• **Instructions to follow**: Below are some records; repeat them all exactly, minus the pictures.
[begin Provided information]
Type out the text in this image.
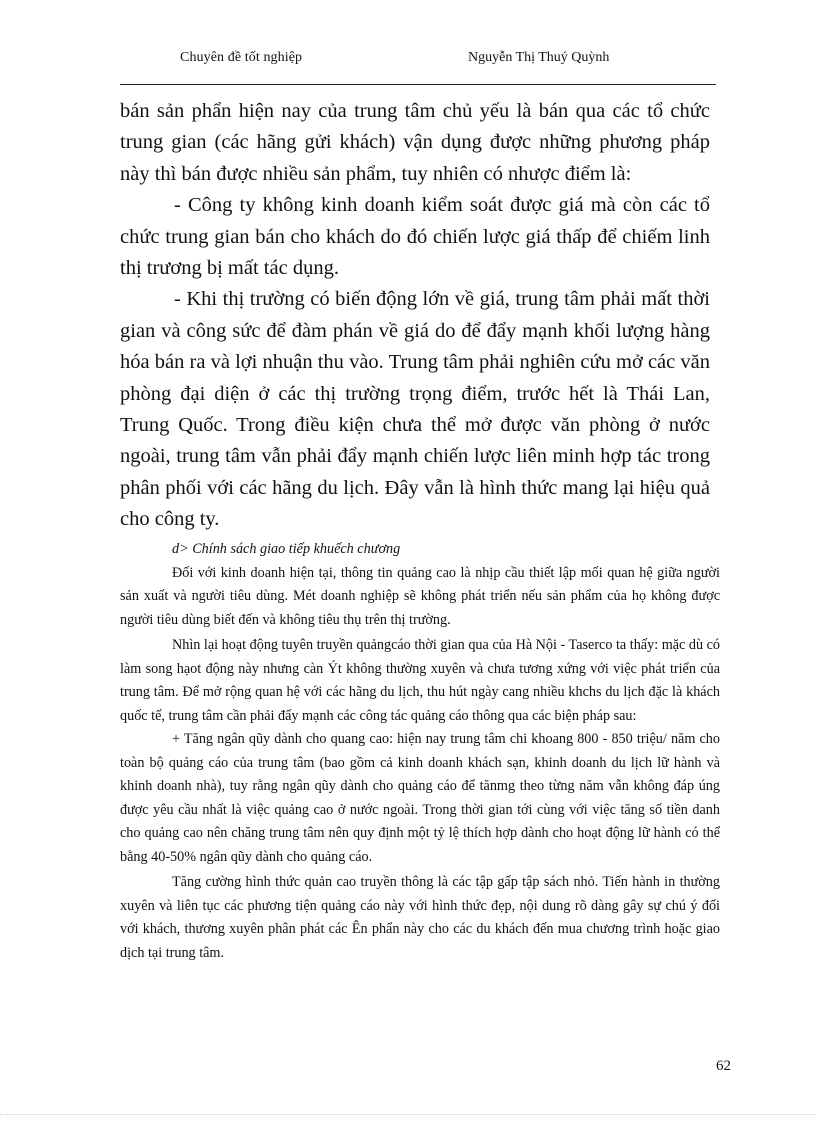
Chuyên đề tốt nghiệp	Nguyễn Thị Thuý Quỳnh

bán sản phẩn hiện nay của trung tâm chủ yếu là bán qua các tổ chức trung gian (các hãng gửi khách) vận dụng được những phương pháp này thì bán được nhiều sản phẩm, tuy nhiên có nhược điểm là:

- Công ty không kinh doanh kiểm soát được giá mà còn các tổ chức trung gian bán cho khách do đó chiến lược giá thấp để chiếm linh thị trương bị mất tác dụng.

- Khi thị trường có biến động lớn về giá, trung tâm phải mất thời gian và công sức để đàm phán về giá do để đẩy mạnh khối lượng hàng hóa bán ra và lợi nhuận thu vào. Trung tâm phải nghiên cứu mở các văn phòng đại diện ở các thị trường trọng điểm, trước hết là Thái Lan, Trung Quốc. Trong điều kiện chưa thể mở được văn phòng ở nước ngoài, trung tâm vẫn phải đẩy mạnh chiến lược liên minh hợp tác trong phân phối với các hãng du lịch. Đây vẫn là hình thức mang lại hiệu quả cho công ty.

d> Chính sách giao tiếp khuếch chương

Đối với kinh doanh hiện tại, thông tin quảng cao là nhịp cầu thiết lập mối quan hệ giữa người sản xuất và người tiêu dùng. Mét doanh nghiệp sẽ không phát triển nếu sản phẩm của họ không được người tiêu dùng biết đến và không tiêu thụ trên thị trường.

Nhìn lại hoạt động tuyên truyền quảngcáo thời gian qua của Hà Nội - Taserco ta thấy: mặc dù có làm song hạot động này nhưng càn Ýt không thường xuyên và chưa tương xứng với việc phát triển của trung tâm. Để mở rộng quan hệ với các hãng du lịch, thu hút ngày cang nhiều khchs du lịch đặc là khách quốc tế, trung tâm cần phải đẩy mạnh các công tác quảng cáo thông qua các biện pháp sau:

+ Tăng ngân qũy dành cho quang cao: hiện nay trung tâm chi khoang 800 - 850 triệu/ năm cho toàn bộ quảng cáo của trung tâm (bao gồm cả kinh doanh khách sạn, khinh doanh du lịch lữ hành và khinh doanh nhà), tuy rằng ngân qũy dành cho quảng cáo để tănmg theo từng năm vẫn không đáp úng được yêu cầu nhất là việc quảng cao ở nước ngoài. Trong thời gian tới cùng với việc tăng số tiền danh cho quảng cao nên chăng trung tâm nên quy định một tỷ lệ thích hợp dành cho hoạt động lữ hành có thể bằng 40-50% ngân qũy dành cho quảng cáo.

Tăng cường hình thức quản cao truyền thông là các tập gấp tập sách nhỏ. Tiến hành in thường xuyên và liên tục các phương tiện quảng cáo này với hình thức đẹp, nội dung rõ dàng gây sự chú ý đối với khách, thương xuyên phân phát các Ên phẩn này cho các du khách đến mua chương trình hoặc giao dịch tại trung tâm.

62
[end Provided information]
• **Worked solution**:
Type out the text in this image.
Chuyên đề tốt nghiệp	Nguyễn Thị Thuý Quỳnh

bán sản phẩn hiện nay của trung tâm chủ yếu là bán qua các tổ chức trung gian (các hãng gửi khách) vận dụng được những phương pháp này thì bán được nhiều sản phẩm, tuy nhiên có nhược điểm là:

- Công ty không kinh doanh kiểm soát được giá mà còn các tổ chức trung gian bán cho khách do đó chiến lược giá thấp để chiếm linh thị trương bị mất tác dụng.

- Khi thị trường có biến động lớn về giá, trung tâm phải mất thời gian và công sức để đàm phán về giá do để đẩy mạnh khối lượng hàng hóa bán ra và lợi nhuận thu vào. Trung tâm phải nghiên cứu mở các văn phòng đại diện ở các thị trường trọng điểm, trước hết là Thái Lan, Trung Quốc. Trong điều kiện chưa thể mở được văn phòng ở nước ngoài, trung tâm vẫn phải đẩy mạnh chiến lược liên minh hợp tác trong phân phối với các hãng du lịch. Đây vẫn là hình thức mang lại hiệu quả cho công ty.

d> Chính sách giao tiếp khuếch chương

Đối với kinh doanh hiện tại, thông tin quảng cao là nhịp cầu thiết lập mối quan hệ giữa người sản xuất và người tiêu dùng. Mét doanh nghiệp sẽ không phát triển nếu sản phẩm của họ không được người tiêu dùng biết đến và không tiêu thụ trên thị trường.

Nhìn lại hoạt động tuyên truyền quảngcáo thời gian qua của Hà Nội - Taserco ta thấy: mặc dù có làm song hạot động này nhưng càn Ýt không thường xuyên và chưa tương xứng với việc phát triển của trung tâm. Để mở rộng quan hệ với các hãng du lịch, thu hút ngày cang nhiều khchs du lịch đặc là khách quốc tế, trung tâm cần phải đẩy mạnh các công tác quảng cáo thông qua các biện pháp sau:

+ Tăng ngân qũy dành cho quang cao: hiện nay trung tâm chi khoang 800 - 850 triệu/ năm cho toàn bộ quảng cáo của trung tâm (bao gồm cả kinh doanh khách sạn, khinh doanh du lịch lữ hành và khinh doanh nhà), tuy rằng ngân qũy dành cho quảng cáo để tănmg theo từng năm vẫn không đáp úng được yêu cầu nhất là việc quảng cao ở nước ngoài. Trong thời gian tới cùng với việc tăng số tiền danh cho quảng cao nên chăng trung tâm nên quy định một tỷ lệ thích hợp dành cho hoạt động lữ hành có thể bằng 40-50% ngân qũy dành cho quảng cáo.

Tăng cường hình thức quản cao truyền thông là các tập gấp tập sách nhỏ. Tiến hành in thường xuyên và liên tục các phương tiện quảng cáo này với hình thức đẹp, nội dung rõ dàng gây sự chú ý đối với khách, thương xuyên phân phát các Ên phẩn này cho các du khách đến mua chương trình hoặc giao dịch tại trung tâm.

62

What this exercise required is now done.